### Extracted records
· · · ·

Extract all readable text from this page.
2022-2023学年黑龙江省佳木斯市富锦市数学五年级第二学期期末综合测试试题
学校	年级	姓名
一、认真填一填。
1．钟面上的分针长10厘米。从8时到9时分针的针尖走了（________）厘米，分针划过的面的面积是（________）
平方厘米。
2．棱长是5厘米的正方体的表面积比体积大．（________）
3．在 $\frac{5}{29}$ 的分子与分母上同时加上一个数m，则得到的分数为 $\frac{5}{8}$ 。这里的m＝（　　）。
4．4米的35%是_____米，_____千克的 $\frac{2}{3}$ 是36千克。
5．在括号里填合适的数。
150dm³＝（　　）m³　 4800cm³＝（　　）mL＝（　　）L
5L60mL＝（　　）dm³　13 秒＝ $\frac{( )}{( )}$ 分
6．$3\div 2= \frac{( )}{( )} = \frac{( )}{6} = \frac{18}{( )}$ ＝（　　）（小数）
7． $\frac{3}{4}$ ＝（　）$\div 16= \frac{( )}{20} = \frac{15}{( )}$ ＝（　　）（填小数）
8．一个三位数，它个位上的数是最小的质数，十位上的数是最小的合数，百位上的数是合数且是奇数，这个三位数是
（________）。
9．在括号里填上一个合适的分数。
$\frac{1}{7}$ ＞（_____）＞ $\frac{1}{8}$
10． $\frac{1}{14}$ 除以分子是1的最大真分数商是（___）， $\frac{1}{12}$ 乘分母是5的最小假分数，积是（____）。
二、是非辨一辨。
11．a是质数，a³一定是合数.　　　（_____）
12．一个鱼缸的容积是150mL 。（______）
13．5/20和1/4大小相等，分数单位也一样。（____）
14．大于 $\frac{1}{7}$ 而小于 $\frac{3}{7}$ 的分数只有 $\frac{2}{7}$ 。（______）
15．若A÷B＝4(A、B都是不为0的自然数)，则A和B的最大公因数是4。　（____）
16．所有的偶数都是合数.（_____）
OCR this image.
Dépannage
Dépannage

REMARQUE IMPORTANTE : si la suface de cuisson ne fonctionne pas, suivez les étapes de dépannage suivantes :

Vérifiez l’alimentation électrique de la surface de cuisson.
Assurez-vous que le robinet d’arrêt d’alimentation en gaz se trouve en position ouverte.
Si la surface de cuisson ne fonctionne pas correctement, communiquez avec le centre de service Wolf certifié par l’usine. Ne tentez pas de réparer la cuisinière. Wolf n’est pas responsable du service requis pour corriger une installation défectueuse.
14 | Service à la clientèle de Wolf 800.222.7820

· · · ·

### EXERCISE GOAL
Lines holding the word "surface" in the entries above are the ones to pull out. Copy them all.

### WRITTEN ANSWER
Vérifiez l’alimentation électrique de la surface de cuisson.
Si la surface de cuisson ne fonctionne pas correctement, communiquez avec le centre de service Wolf certifié par l’usine. Ne tentez pas de réparer la cuisinière. Wolf n’est pas responsable du service requis pour corriger une installation défectueuse.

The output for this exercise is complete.